Stated goal:
Copy out every one of the lines in the entries below with no changes at all.

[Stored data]

....................

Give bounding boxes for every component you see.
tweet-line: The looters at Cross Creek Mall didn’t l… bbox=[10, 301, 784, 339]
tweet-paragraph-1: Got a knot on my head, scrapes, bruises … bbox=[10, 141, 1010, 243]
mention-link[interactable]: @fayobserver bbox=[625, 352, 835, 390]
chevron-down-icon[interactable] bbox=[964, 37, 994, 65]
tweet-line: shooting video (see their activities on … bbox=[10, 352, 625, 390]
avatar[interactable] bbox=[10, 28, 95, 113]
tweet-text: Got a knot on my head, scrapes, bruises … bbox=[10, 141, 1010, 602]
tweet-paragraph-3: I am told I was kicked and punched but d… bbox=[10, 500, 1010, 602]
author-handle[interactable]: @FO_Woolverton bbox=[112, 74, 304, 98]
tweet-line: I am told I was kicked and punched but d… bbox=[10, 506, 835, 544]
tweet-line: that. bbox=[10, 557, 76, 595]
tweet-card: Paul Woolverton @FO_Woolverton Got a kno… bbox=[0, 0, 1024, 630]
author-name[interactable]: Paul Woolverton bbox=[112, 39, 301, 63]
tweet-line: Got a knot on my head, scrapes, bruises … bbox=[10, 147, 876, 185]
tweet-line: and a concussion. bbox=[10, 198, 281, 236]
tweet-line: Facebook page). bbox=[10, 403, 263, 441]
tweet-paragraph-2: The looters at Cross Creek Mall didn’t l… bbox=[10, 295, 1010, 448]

....................

Written solution:
Give bounding boxes for every component you see.
tweet-line: The looters at Cross Creek Mall didn’t l… bbox=[10, 301, 784, 339]
tweet-paragraph-1: Got a knot on my head, scrapes, bruises … bbox=[10, 141, 1010, 243]
mention-link[interactable]: @fayobserver bbox=[625, 352, 835, 390]
chevron-down-icon[interactable] bbox=[964, 37, 994, 65]
tweet-line: shooting video (see their activities on … bbox=[10, 352, 625, 390]
avatar[interactable] bbox=[10, 28, 95, 113]
tweet-text: Got a knot on my head, scrapes, bruises … bbox=[10, 141, 1010, 602]
tweet-paragraph-3: I am told I was kicked and punched but d… bbox=[10, 500, 1010, 602]
author-handle[interactable]: @FO_Woolverton bbox=[112, 74, 304, 98]
tweet-line: I am told I was kicked and punched but d… bbox=[10, 506, 835, 544]
tweet-line: that. bbox=[10, 557, 76, 595]
tweet-card: Paul Woolverton @FO_Woolverton Got a kno… bbox=[0, 0, 1024, 630]
author-name[interactable]: Paul Woolverton bbox=[112, 39, 301, 63]
tweet-line: Got a knot on my head, scrapes, bruises … bbox=[10, 147, 876, 185]
tweet-line: and a concussion. bbox=[10, 198, 281, 236]
tweet-line: Facebook page). bbox=[10, 403, 263, 441]
tweet-paragraph-2: The looters at Cross Creek Mall didn’t l… bbox=[10, 295, 1010, 448]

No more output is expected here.